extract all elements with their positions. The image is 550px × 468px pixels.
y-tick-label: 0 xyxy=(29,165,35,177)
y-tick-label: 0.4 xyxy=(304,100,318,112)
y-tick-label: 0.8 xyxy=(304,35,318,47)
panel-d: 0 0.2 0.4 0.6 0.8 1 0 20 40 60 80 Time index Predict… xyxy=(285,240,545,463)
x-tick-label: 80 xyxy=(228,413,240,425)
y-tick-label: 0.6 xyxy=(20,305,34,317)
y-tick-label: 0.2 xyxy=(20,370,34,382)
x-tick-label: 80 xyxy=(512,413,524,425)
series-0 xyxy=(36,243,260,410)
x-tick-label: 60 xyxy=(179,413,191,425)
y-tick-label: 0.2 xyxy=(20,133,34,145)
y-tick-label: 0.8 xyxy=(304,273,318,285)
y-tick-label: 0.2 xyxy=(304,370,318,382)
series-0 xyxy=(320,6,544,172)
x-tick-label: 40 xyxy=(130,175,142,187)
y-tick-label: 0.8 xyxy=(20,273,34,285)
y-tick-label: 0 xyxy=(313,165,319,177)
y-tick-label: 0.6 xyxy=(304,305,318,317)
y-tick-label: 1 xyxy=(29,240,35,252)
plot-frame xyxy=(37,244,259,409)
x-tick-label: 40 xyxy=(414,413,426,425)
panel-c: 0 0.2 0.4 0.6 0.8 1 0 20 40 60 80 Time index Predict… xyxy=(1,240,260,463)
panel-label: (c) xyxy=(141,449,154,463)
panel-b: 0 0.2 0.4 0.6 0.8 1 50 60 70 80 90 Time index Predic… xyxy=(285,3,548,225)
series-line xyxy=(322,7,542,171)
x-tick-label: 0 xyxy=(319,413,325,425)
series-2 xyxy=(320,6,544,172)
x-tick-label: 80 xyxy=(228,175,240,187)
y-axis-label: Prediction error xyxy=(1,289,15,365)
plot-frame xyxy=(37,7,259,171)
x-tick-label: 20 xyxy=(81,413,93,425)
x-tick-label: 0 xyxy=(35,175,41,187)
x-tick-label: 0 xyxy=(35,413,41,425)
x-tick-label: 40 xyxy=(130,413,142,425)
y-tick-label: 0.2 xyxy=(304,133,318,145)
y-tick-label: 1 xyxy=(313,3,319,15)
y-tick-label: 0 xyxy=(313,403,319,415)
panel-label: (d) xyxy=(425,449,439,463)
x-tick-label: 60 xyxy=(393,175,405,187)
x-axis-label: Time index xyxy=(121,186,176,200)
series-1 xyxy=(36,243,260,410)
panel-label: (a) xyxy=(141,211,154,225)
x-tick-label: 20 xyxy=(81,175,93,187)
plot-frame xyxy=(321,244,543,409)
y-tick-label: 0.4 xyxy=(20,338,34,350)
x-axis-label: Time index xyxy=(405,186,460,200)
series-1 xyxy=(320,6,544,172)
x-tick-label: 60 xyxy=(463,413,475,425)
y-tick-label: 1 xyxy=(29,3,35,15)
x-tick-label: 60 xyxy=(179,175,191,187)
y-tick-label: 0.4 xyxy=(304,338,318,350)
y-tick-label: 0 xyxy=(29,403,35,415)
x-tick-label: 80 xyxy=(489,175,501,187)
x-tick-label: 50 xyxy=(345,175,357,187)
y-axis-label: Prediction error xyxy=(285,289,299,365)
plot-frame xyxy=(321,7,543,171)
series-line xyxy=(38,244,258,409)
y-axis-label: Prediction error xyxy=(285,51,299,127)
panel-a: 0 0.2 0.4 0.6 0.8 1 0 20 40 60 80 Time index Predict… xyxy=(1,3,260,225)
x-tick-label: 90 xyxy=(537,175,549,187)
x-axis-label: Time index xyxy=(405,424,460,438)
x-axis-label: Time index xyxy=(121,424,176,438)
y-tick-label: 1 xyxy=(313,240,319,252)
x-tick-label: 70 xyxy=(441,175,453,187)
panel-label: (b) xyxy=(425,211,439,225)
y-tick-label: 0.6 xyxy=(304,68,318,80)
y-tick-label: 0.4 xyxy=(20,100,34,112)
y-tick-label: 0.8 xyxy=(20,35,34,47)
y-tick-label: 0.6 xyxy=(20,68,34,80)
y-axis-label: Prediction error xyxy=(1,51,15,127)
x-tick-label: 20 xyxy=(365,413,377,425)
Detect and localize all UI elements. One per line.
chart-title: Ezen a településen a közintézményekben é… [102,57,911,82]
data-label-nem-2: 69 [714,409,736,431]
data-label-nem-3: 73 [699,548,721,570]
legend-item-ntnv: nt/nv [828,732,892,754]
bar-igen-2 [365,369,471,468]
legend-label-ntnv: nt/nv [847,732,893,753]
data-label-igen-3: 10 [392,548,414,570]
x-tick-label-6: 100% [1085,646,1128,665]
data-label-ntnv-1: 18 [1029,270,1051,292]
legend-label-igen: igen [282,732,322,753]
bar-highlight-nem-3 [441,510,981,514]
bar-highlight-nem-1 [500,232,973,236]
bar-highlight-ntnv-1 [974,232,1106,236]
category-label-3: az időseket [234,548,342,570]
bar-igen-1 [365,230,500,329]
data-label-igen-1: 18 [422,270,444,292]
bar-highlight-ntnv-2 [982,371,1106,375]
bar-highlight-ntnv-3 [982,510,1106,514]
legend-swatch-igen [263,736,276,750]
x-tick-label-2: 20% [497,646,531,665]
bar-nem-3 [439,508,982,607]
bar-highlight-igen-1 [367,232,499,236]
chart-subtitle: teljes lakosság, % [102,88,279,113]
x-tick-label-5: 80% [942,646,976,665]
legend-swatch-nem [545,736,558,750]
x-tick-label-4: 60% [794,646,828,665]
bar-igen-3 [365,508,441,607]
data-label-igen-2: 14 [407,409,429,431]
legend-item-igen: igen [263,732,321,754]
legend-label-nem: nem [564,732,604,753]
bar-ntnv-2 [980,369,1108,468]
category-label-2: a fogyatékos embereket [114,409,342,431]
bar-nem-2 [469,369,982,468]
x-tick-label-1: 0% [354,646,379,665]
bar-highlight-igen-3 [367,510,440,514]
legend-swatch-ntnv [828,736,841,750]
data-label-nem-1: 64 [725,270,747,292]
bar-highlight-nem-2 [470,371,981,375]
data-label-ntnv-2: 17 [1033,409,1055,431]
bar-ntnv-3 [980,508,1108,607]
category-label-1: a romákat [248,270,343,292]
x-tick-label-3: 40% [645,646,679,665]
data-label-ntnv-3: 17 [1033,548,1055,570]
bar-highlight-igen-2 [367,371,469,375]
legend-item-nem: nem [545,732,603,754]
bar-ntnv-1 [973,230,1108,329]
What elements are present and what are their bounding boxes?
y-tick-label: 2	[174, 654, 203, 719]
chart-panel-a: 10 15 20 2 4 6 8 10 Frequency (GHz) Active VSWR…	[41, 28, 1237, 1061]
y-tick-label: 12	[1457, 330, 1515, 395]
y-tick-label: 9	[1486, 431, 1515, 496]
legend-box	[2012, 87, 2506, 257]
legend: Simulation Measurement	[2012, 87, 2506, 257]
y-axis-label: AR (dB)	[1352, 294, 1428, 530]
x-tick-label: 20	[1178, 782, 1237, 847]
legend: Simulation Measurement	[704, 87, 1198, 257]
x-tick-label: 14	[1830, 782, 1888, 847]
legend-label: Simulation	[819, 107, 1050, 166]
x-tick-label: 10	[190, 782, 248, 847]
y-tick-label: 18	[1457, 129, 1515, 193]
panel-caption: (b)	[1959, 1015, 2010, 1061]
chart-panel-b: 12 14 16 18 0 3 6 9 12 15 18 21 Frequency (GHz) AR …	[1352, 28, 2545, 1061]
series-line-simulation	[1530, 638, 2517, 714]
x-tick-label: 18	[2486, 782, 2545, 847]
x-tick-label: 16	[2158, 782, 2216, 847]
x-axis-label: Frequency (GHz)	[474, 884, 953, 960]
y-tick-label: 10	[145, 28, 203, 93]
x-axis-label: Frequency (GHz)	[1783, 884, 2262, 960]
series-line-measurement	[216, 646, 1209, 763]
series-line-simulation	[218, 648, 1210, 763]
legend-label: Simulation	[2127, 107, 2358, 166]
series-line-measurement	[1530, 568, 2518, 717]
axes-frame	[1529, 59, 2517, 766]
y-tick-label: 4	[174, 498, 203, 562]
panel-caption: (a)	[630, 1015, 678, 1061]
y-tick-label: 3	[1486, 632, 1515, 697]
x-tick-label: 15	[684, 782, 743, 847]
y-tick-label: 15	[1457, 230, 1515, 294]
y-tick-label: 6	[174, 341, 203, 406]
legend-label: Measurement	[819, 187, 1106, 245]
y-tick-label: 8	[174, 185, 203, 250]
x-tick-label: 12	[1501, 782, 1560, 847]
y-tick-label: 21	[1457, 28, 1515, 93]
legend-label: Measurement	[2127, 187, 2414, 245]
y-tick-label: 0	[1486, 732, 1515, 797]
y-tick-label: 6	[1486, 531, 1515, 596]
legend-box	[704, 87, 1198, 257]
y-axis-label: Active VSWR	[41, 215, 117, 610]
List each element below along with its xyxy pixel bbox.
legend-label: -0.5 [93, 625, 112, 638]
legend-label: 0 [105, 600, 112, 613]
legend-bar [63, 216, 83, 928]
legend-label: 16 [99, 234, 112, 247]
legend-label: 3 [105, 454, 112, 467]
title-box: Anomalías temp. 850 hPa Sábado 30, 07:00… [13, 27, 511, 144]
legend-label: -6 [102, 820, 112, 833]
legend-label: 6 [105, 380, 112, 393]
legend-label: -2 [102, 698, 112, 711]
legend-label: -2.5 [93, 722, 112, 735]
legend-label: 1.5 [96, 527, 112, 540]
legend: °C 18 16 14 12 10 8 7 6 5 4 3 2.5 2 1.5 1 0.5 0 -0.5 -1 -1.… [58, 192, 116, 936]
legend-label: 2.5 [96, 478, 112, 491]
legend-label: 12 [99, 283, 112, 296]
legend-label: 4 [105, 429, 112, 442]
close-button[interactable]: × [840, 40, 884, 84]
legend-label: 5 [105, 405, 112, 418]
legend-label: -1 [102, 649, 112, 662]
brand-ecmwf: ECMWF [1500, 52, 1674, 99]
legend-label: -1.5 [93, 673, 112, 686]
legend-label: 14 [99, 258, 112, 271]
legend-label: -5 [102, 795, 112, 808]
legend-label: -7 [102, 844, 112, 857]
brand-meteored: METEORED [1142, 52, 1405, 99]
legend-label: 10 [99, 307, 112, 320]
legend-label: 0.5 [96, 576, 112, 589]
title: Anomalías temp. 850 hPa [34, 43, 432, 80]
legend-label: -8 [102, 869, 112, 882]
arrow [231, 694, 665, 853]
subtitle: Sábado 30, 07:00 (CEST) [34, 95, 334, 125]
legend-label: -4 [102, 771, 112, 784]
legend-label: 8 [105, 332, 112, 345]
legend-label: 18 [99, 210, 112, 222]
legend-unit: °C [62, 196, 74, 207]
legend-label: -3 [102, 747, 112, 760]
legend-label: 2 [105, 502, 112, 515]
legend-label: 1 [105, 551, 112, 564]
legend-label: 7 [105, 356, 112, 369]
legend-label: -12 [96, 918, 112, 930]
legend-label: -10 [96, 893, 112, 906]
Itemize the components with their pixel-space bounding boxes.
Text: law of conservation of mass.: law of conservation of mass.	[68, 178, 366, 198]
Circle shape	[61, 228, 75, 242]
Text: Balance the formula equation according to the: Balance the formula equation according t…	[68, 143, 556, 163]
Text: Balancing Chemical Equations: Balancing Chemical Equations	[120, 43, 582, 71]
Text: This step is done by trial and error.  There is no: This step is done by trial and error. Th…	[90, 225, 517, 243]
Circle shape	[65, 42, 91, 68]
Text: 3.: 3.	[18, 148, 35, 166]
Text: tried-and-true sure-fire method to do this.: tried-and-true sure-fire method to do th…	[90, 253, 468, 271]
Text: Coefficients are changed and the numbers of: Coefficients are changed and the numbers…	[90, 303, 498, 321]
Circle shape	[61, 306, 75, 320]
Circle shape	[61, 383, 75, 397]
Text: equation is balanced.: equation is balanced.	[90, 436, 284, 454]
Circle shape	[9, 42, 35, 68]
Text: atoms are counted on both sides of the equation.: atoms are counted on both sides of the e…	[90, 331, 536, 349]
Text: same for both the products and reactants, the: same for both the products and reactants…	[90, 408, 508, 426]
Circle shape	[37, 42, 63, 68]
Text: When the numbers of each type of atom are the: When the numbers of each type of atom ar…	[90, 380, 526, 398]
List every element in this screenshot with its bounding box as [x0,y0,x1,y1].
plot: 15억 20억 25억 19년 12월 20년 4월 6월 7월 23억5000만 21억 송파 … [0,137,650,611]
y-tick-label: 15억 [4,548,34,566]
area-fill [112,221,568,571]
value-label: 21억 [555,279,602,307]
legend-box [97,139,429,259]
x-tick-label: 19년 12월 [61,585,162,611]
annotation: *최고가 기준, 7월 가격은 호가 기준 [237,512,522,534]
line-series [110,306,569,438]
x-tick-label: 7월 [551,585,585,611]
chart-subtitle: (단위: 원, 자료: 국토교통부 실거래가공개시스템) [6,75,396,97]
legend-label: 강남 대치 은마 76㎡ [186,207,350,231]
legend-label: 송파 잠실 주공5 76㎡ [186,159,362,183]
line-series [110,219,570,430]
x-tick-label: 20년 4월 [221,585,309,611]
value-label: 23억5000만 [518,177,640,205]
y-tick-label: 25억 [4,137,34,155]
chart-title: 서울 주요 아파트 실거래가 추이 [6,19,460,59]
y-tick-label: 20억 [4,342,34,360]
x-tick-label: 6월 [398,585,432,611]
* * * *
## Stated goal:
Could you copy out, word for word, every line from the first line of the data through the line containing "y-tick-label: 0.2 xyxy=(304,370,318,382)", including both of those lines?

## Worked solution:
extract all elements with their positions. The image is 550px × 468px pixels.
y-tick-label: 0 xyxy=(29,165,35,177)
y-tick-label: 0.4 xyxy=(304,100,318,112)
y-tick-label: 0.8 xyxy=(304,35,318,47)
panel-d: 0 0.2 0.4 0.6 0.8 1 0 20 40 60 80 Time index Predict… xyxy=(285,240,545,463)
x-tick-label: 80 xyxy=(228,413,240,425)
y-tick-label: 0.6 xyxy=(20,305,34,317)
y-tick-label: 0.2 xyxy=(20,370,34,382)
x-tick-label: 80 xyxy=(512,413,524,425)
series-0 xyxy=(36,243,260,410)
x-tick-label: 60 xyxy=(179,413,191,425)
y-tick-label: 0.2 xyxy=(20,133,34,145)
y-tick-label: 0.8 xyxy=(304,273,318,285)
y-tick-label: 0.2 xyxy=(304,370,318,382)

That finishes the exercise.